** START Listing **
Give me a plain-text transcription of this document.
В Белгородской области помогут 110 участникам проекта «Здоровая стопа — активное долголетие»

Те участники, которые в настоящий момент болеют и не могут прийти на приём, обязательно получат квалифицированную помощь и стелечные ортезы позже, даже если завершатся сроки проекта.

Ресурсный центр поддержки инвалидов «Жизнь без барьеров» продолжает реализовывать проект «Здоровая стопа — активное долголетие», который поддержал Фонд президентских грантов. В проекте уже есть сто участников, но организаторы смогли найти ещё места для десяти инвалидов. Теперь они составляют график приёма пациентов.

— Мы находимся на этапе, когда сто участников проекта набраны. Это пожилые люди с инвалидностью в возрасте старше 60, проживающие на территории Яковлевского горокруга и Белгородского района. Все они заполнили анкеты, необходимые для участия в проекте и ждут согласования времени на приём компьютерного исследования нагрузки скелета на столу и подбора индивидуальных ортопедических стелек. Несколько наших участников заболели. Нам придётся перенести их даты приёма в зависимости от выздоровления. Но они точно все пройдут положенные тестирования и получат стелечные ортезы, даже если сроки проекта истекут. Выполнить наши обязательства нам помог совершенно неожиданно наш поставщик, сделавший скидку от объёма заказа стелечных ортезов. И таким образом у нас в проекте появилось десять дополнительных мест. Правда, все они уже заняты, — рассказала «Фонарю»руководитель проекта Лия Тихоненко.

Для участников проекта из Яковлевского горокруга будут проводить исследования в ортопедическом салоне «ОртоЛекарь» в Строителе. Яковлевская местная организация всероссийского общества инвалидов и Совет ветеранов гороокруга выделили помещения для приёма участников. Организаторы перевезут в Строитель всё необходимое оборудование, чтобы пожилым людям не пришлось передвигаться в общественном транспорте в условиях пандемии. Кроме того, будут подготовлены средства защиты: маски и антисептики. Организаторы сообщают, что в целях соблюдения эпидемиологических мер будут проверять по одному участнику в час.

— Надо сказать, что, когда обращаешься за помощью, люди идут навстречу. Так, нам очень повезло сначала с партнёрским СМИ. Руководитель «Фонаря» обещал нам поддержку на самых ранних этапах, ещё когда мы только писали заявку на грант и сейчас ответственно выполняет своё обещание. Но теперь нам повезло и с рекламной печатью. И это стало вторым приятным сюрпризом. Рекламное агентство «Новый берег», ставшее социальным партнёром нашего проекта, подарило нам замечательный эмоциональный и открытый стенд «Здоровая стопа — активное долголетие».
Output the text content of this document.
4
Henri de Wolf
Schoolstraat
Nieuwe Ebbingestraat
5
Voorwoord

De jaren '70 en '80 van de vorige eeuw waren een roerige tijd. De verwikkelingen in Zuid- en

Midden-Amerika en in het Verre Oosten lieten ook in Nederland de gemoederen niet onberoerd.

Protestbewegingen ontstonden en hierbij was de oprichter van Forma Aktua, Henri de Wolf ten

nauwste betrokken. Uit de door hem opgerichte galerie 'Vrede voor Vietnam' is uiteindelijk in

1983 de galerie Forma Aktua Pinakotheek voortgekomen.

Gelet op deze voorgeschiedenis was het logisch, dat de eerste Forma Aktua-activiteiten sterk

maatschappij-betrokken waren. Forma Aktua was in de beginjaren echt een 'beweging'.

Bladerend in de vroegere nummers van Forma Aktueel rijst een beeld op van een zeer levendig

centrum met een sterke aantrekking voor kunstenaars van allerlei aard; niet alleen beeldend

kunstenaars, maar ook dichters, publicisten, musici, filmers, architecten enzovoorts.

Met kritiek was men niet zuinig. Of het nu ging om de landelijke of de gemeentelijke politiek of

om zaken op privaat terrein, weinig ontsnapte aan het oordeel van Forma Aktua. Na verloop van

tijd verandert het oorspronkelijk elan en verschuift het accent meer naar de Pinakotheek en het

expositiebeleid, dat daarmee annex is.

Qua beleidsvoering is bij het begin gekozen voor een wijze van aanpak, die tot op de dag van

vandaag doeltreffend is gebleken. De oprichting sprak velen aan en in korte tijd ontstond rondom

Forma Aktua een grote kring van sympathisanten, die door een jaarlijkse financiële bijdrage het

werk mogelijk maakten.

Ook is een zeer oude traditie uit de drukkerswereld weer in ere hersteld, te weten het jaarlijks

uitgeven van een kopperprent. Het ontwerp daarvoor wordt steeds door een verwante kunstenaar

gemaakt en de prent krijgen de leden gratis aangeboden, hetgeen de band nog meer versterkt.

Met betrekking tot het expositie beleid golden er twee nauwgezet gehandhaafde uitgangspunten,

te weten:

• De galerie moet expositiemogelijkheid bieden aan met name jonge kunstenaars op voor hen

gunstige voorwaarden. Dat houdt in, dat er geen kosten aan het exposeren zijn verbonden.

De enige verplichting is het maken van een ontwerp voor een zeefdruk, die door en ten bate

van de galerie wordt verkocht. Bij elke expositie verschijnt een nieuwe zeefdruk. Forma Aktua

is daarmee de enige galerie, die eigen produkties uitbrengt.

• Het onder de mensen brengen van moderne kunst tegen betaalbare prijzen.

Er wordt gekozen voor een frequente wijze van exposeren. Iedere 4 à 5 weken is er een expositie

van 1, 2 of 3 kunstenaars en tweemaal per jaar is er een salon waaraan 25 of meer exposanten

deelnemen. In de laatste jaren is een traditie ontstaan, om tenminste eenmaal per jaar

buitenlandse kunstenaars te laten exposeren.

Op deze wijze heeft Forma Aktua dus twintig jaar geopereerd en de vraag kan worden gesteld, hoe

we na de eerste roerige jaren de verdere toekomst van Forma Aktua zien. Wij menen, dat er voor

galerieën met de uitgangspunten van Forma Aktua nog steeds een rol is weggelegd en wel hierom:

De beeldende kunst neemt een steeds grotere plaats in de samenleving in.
** END Listing **
*Exercise aim:* Select and copy every line of the material that holds the string "eerste".

*Full output:*
Gelet op deze voorgeschiedenis was het logisch, dat de eerste Forma Aktua-activiteiten sterk
we na de eerste roerige jaren de verdere toekomst van Forma Aktua zien. Wij menen, dat er voor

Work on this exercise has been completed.